## BEGIN

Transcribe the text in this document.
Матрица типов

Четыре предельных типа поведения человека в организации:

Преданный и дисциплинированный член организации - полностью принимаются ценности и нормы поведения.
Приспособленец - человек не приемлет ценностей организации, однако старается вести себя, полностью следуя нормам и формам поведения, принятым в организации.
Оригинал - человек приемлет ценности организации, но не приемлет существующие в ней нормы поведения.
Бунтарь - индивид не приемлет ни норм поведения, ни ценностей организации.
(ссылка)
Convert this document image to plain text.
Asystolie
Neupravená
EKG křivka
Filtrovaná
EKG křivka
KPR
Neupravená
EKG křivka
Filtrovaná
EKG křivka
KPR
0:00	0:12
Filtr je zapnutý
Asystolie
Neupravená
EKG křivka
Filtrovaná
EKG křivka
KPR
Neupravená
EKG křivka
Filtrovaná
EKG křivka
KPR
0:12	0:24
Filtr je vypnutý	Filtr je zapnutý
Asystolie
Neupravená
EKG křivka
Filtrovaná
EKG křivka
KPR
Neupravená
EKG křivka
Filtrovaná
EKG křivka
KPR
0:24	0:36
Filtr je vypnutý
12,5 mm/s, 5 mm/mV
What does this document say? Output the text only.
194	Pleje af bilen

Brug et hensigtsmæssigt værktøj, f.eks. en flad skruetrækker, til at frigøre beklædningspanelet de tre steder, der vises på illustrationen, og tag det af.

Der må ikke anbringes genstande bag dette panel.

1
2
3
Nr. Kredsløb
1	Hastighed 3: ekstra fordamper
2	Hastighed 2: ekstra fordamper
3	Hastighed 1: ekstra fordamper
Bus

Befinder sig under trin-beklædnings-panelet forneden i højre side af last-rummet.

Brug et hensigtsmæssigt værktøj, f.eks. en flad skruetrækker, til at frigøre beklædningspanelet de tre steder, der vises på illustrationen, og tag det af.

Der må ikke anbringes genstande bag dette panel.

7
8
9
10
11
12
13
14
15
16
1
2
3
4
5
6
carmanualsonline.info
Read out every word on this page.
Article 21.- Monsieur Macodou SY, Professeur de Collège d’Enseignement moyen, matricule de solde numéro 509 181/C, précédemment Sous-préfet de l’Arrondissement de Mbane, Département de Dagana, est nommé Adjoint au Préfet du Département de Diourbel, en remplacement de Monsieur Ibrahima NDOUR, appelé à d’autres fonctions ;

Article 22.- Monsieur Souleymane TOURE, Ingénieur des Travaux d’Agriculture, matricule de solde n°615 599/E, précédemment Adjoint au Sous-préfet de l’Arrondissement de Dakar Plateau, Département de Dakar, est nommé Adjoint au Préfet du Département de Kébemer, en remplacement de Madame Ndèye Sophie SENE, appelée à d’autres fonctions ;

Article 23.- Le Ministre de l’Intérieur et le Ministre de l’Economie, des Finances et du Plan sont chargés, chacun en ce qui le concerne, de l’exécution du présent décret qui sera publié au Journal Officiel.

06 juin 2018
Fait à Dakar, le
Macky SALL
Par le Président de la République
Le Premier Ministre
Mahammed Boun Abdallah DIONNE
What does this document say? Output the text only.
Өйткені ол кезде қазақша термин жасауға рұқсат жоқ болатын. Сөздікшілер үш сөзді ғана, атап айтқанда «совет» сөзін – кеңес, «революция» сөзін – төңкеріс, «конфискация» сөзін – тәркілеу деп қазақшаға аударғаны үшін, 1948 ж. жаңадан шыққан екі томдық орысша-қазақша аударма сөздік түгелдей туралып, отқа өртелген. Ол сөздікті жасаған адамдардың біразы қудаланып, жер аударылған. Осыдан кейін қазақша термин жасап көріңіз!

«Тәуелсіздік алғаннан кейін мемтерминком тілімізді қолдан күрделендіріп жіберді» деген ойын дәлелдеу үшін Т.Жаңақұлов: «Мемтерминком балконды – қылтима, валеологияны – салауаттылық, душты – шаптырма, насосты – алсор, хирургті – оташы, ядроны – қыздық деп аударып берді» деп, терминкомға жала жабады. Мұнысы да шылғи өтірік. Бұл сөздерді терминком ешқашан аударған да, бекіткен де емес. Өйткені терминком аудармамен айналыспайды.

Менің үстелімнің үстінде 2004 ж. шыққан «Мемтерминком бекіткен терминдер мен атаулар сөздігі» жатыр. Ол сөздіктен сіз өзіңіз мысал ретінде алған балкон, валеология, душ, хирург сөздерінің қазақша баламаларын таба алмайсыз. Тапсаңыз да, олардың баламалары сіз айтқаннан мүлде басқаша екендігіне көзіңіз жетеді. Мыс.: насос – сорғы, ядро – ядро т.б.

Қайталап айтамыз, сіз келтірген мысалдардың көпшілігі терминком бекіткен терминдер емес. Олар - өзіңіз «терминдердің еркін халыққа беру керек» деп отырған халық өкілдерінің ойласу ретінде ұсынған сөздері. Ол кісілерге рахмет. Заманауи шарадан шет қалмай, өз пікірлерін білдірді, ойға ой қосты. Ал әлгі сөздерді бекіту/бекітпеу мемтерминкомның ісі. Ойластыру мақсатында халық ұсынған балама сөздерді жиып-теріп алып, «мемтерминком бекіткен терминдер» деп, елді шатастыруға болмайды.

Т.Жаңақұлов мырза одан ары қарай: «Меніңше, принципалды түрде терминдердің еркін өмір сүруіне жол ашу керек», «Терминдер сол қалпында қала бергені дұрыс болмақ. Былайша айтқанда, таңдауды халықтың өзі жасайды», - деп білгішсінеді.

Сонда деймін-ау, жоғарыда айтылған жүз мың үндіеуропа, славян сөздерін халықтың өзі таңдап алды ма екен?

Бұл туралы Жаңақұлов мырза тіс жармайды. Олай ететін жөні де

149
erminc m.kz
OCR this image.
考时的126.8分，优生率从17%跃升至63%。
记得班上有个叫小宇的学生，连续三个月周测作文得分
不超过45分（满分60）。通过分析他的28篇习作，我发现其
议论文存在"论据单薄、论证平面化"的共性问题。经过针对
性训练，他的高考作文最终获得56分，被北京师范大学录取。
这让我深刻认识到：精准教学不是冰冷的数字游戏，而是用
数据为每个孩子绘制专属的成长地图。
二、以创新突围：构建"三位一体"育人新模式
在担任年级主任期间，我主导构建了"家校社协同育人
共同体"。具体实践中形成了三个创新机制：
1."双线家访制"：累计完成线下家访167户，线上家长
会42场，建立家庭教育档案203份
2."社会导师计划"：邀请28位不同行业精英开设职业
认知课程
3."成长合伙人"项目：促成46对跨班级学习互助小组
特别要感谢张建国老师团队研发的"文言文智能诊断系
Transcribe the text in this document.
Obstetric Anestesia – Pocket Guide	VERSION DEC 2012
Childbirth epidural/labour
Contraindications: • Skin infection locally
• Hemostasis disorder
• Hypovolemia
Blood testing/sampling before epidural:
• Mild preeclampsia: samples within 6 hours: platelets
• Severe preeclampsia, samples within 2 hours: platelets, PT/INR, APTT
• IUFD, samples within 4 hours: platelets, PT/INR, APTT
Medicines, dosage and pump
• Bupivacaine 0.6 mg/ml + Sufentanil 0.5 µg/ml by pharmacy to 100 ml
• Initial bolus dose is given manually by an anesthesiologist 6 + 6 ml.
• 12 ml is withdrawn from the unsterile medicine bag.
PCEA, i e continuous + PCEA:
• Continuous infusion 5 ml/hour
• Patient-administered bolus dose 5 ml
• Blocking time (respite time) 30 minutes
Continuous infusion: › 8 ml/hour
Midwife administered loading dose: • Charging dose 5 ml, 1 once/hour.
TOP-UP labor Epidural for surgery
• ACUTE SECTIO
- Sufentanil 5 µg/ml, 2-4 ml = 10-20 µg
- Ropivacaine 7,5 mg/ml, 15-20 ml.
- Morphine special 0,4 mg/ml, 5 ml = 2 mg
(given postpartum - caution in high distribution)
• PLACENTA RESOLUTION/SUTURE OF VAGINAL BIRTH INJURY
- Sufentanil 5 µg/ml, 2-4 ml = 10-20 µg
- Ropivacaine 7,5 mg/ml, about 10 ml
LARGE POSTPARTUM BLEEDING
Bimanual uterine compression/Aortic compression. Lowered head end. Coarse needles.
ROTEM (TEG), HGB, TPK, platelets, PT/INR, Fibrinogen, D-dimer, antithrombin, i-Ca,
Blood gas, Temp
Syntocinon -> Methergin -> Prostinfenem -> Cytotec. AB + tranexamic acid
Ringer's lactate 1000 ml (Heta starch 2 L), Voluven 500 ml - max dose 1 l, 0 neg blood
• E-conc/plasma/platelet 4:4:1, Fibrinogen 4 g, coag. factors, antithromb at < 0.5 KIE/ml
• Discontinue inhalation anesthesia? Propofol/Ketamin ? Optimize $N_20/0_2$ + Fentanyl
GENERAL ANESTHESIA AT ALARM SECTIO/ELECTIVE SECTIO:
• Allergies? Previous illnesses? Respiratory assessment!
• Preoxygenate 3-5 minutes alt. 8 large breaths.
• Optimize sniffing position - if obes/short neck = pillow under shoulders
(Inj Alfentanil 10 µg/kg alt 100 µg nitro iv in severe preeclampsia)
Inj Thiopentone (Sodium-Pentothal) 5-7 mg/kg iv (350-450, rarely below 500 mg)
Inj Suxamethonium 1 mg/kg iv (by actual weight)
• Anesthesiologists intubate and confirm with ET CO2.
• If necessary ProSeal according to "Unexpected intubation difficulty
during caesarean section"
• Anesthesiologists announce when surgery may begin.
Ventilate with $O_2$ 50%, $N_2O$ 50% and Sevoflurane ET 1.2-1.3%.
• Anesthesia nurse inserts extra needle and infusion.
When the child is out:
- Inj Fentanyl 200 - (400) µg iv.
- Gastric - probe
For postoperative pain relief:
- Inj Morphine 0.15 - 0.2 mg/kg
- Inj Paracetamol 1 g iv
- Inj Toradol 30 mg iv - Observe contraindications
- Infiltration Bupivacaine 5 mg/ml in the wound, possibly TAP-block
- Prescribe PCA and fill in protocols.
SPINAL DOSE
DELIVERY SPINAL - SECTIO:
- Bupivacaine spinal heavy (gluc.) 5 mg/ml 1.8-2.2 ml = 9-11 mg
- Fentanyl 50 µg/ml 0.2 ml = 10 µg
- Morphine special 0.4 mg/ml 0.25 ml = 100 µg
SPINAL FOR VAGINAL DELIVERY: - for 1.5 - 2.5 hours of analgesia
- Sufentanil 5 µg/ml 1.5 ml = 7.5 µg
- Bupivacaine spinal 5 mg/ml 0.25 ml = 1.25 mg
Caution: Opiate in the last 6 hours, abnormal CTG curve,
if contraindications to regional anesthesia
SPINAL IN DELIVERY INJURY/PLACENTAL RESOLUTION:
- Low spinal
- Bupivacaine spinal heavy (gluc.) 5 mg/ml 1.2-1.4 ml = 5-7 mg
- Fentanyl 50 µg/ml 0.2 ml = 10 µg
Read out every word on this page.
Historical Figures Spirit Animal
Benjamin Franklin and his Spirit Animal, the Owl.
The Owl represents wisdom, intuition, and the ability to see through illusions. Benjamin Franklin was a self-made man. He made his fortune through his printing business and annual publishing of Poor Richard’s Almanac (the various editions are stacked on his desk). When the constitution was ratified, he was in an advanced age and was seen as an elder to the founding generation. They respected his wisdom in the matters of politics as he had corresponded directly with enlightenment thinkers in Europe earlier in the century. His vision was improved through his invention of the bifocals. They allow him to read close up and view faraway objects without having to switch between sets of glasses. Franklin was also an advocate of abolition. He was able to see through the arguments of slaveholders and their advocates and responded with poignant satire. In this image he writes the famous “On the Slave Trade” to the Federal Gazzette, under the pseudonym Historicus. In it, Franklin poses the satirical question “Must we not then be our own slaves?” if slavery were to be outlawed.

## END

Say how many lines above hold the word "bolus", giving only the count.

RESULT OF THE TASK
2